** Start **

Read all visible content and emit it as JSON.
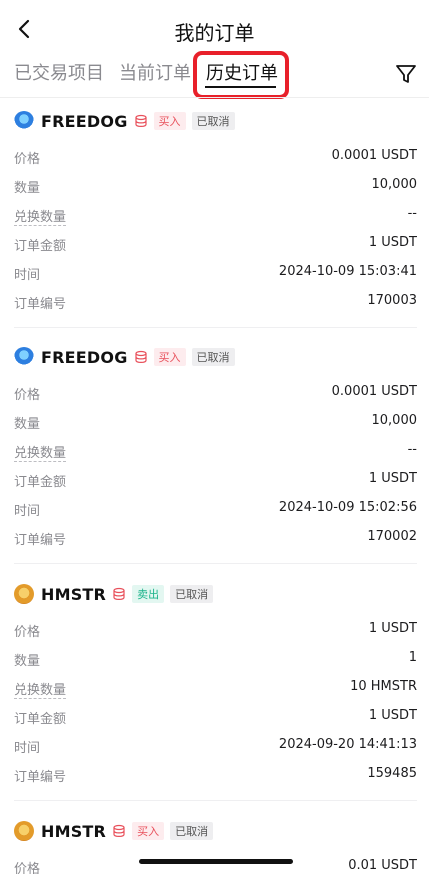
{
  "header": {
    "title": "我的订单"
  },
  "tabs": [
    {
      "label": "已交易项目"
    },
    {
      "label": "当前订单"
    },
    {
      "label": "历史订单"
    }
  ],
  "labels": {
    "price": "价格",
    "qty": "数量",
    "exchange_qty": "兑换数量",
    "amount": "订单金额",
    "time": "时间",
    "order_no": "订单编号"
  },
  "orders": [
    {
      "coin": "FREEDOG",
      "side": "买入",
      "status": "已取消",
      "price": "0.0001 USDT",
      "qty": "10,000",
      "exchange_qty": "--",
      "amount": "1 USDT",
      "time": "2024-10-09 15:03:41",
      "order_no": "170003"
    },
    {
      "coin": "FREEDOG",
      "side": "买入",
      "status": "已取消",
      "price": "0.0001 USDT",
      "qty": "10,000",
      "exchange_qty": "--",
      "amount": "1 USDT",
      "time": "2024-10-09 15:02:56",
      "order_no": "170002"
    },
    {
      "coin": "HMSTR",
      "side": "卖出",
      "status": "已取消",
      "price": "1 USDT",
      "qty": "1",
      "exchange_qty": "10 HMSTR",
      "amount": "1 USDT",
      "time": "2024-09-20 14:41:13",
      "order_no": "159485"
    },
    {
      "coin": "HMSTR",
      "side": "买入",
      "status": "已取消",
      "price": "0.01 USDT"
    }
  ],
  "colors": {
    "buy": "#e8505b",
    "sell": "#1bb38a",
    "highlight": "#e8202a"
  }
}
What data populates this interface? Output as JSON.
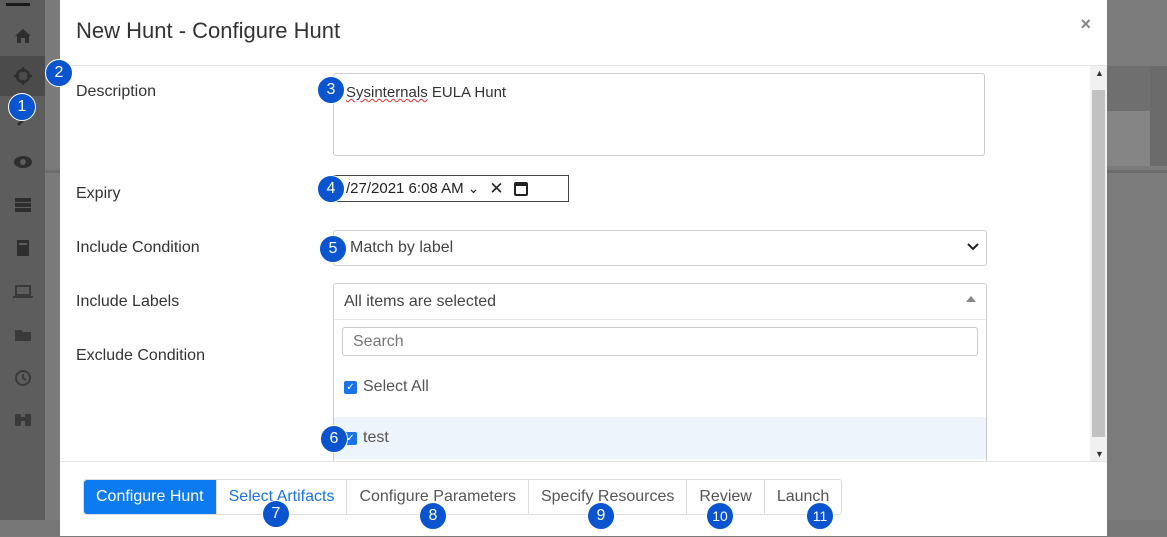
{
  "modal": {
    "title": "New Hunt - Configure Hunt",
    "close": "×"
  },
  "form": {
    "description_label": "Description",
    "description_word1": "Sysinternals",
    "description_rest": " EULA Hunt",
    "expiry_label": "Expiry",
    "expiry_value": "/27/2021 6:08  AM",
    "expiry_ampm_arrow": "⌄",
    "include_condition_label": "Include Condition",
    "include_condition_value": "Match by label",
    "include_labels_label": "Include Labels",
    "exclude_condition_label": "Exclude Condition",
    "multiselect_header": "All items are selected",
    "search_placeholder": "Search",
    "options": [
      "Select All",
      "test"
    ]
  },
  "footer": {
    "tabs": [
      "Configure Hunt",
      "Select Artifacts",
      "Configure Parameters",
      "Specify Resources",
      "Review",
      "Launch"
    ]
  },
  "badges": [
    "1",
    "2",
    "3",
    "4",
    "5",
    "6",
    "7",
    "8",
    "9",
    "10",
    "11"
  ],
  "colors": {
    "accent": "#0d7bf0",
    "badge": "#0a55cf"
  },
  "icons": [
    "home-icon",
    "crosshair-icon",
    "wrench-icon",
    "eye-icon",
    "server-icon",
    "book-icon",
    "laptop-icon",
    "folder-icon",
    "history-icon",
    "binoculars-icon"
  ]
}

** End **

**Exercise description:** Retype each entry precisely. Skip images entirely.

**The solution:**
Read all visible content and emit it as JSON.
{
  "header": {
    "title": "我的订单"
  },
  "tabs": [
    {
      "label": "已交易项目"
    },
    {
      "label": "当前订单"
    },
    {
      "label": "历史订单"
    }
  ],
  "labels": {
    "price": "价格",
    "qty": "数量",
    "exchange_qty": "兑换数量",
    "amount": "订单金额",
    "time": "时间",
    "order_no": "订单编号"
  },
  "orders": [
    {
      "coin": "FREEDOG",
      "side": "买入",
      "status": "已取消",
      "price": "0.0001 USDT",
      "qty": "10,000",
      "exchange_qty": "--",
      "amount": "1 USDT",
      "time": "2024-10-09 15:03:41",
      "order_no": "170003"
    },
    {
      "coin": "FREEDOG",
      "side": "买入",
      "status": "已取消",
      "price": "0.0001 USDT",
      "qty": "10,000",
      "exchange_qty": "--",
      "amount": "1 USDT",
      "time": "2024-10-09 15:02:56",
      "order_no": "170002"
    },
    {
      "coin": "HMSTR",
      "side": "卖出",
      "status": "已取消",
      "price": "1 USDT",
      "qty": "1",
      "exchange_qty": "10 HMSTR",
      "amount": "1 USDT",
      "time": "2024-09-20 14:41:13",
      "order_no": "159485"
    },
    {
      "coin": "HMSTR",
      "side": "买入",
      "status": "已取消",
      "price": "0.01 USDT"
    }
  ],
  "colors": {
    "buy": "#e8505b",
    "sell": "#1bb38a",
    "highlight": "#e8202a"
  }
}
What data populates this interface? Output as JSON.
{
  "modal": {
    "title": "New Hunt - Configure Hunt",
    "close": "×"
  },
  "form": {
    "description_label": "Description",
    "description_word1": "Sysinternals",
    "description_rest": " EULA Hunt",
    "expiry_label": "Expiry",
    "expiry_value": "/27/2021 6:08  AM",
    "expiry_ampm_arrow": "⌄",
    "include_condition_label": "Include Condition",
    "include_condition_value": "Match by label",
    "include_labels_label": "Include Labels",
    "exclude_condition_label": "Exclude Condition",
    "multiselect_header": "All items are selected",
    "search_placeholder": "Search",
    "options": [
      "Select All",
      "test"
    ]
  },
  "footer": {
    "tabs": [
      "Configure Hunt",
      "Select Artifacts",
      "Configure Parameters",
      "Specify Resources",
      "Review",
      "Launch"
    ]
  },
  "badges": [
    "1",
    "2",
    "3",
    "4",
    "5",
    "6",
    "7",
    "8",
    "9",
    "10",
    "11"
  ],
  "colors": {
    "accent": "#0d7bf0",
    "badge": "#0a55cf"
  },
  "icons": [
    "home-icon",
    "crosshair-icon",
    "wrench-icon",
    "eye-icon",
    "server-icon",
    "book-icon",
    "laptop-icon",
    "folder-icon",
    "history-icon",
    "binoculars-icon"
  ]
}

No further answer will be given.